[Data supplied]:
□ □ □ □ □

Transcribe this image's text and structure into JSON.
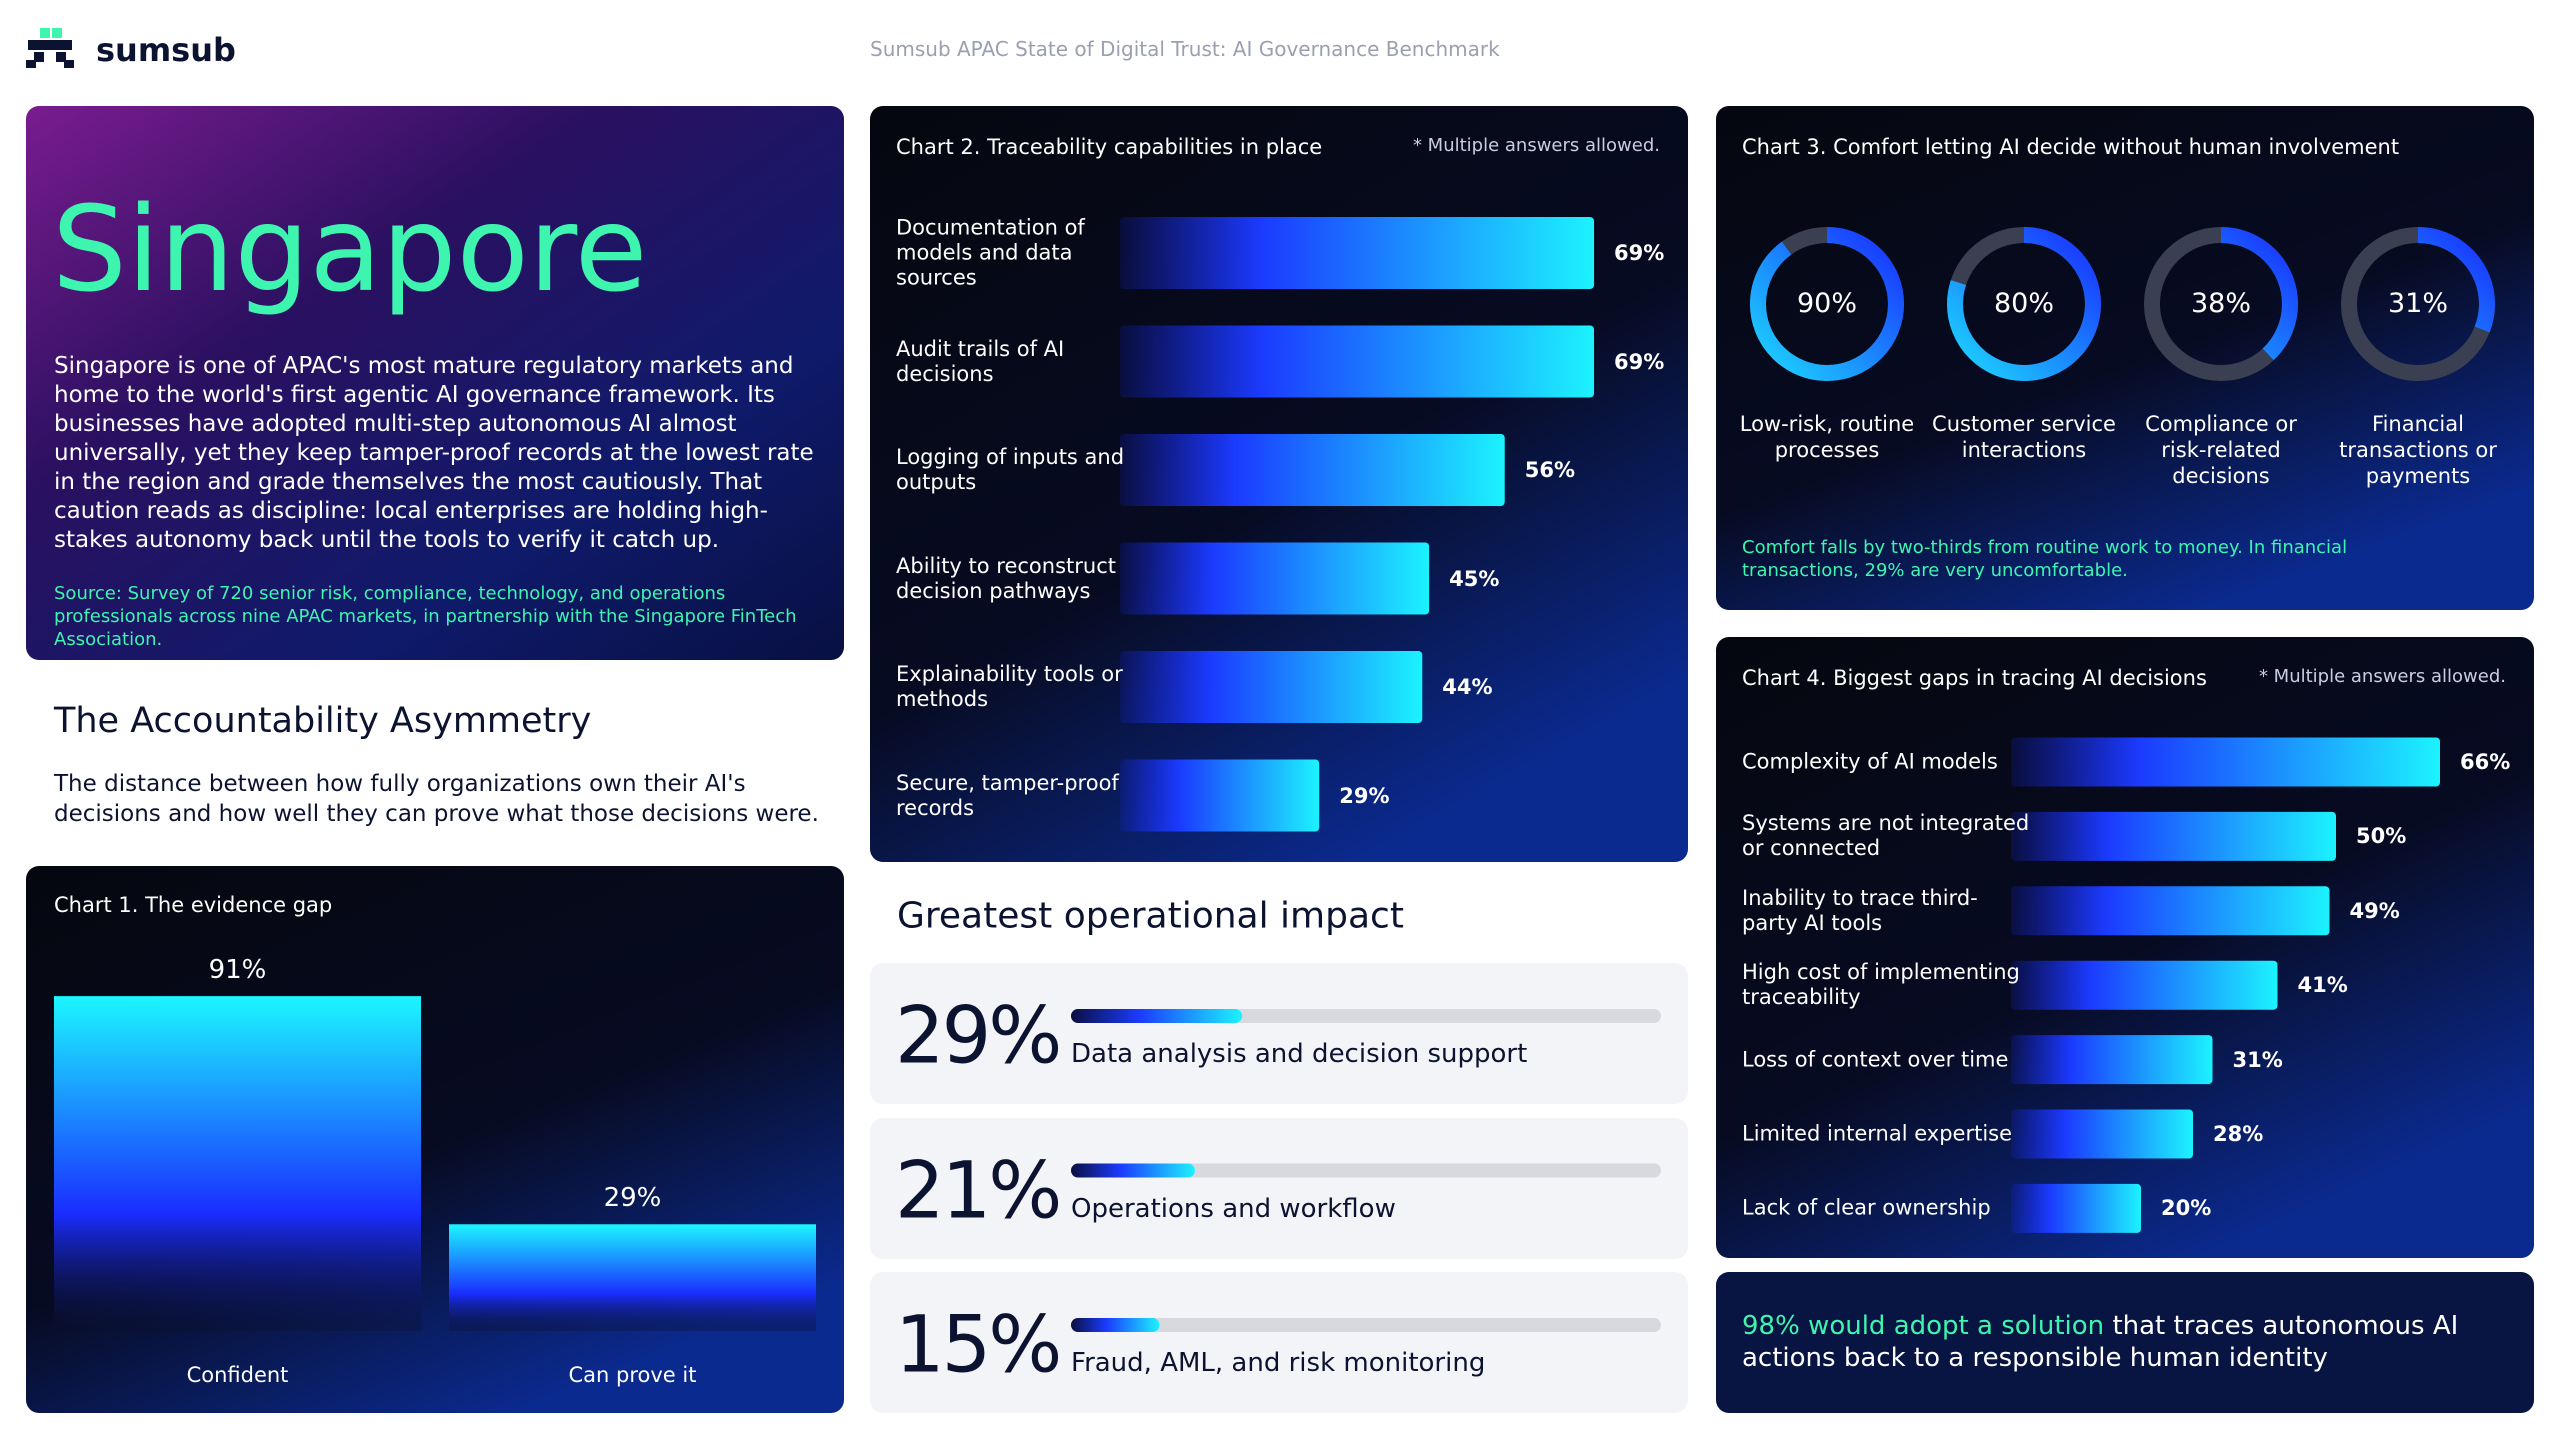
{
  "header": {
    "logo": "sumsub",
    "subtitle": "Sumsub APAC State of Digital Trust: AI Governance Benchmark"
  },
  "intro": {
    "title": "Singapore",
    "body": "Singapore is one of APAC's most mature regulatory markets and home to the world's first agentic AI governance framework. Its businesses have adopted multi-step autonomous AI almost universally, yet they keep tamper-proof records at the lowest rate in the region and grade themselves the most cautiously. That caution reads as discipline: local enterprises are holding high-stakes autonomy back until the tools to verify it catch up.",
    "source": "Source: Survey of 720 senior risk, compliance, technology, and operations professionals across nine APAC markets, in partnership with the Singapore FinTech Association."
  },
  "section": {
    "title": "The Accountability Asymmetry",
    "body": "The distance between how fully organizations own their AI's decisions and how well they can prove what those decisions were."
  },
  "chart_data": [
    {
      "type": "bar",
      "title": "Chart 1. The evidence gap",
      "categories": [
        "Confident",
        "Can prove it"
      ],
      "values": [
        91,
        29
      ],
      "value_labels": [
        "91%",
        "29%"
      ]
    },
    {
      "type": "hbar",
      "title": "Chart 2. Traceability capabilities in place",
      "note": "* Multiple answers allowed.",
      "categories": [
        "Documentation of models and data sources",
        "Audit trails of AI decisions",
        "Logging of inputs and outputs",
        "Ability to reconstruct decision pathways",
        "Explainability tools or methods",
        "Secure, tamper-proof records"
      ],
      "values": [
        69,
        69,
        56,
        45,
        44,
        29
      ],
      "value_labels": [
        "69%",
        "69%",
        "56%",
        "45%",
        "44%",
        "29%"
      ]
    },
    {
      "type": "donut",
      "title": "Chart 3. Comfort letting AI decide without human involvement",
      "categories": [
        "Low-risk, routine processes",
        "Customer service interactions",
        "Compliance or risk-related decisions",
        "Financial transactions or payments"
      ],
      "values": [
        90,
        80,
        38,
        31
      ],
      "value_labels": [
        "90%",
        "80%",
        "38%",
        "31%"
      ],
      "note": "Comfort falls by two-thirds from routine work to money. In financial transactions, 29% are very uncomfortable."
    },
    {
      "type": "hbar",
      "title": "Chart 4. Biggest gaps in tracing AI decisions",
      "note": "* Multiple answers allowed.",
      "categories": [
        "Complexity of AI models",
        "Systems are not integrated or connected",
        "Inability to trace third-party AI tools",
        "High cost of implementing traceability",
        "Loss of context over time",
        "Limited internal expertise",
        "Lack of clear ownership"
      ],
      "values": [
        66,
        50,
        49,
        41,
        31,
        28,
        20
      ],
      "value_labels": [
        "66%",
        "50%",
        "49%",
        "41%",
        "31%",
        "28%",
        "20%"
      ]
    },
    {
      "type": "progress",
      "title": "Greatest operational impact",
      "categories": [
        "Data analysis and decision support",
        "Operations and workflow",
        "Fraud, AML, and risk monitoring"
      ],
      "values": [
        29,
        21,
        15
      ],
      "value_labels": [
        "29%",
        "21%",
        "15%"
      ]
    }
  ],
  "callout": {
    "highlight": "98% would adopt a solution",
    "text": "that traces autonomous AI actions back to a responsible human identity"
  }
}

□ □ □ □ □

[What is expected]: For each line of the listing that holds the word "prove", show that line.

[The result]:
    "body": "The distance between how fully organizations own their AI's decisions and how well they can prove what those decisions were."
        "Can prove it"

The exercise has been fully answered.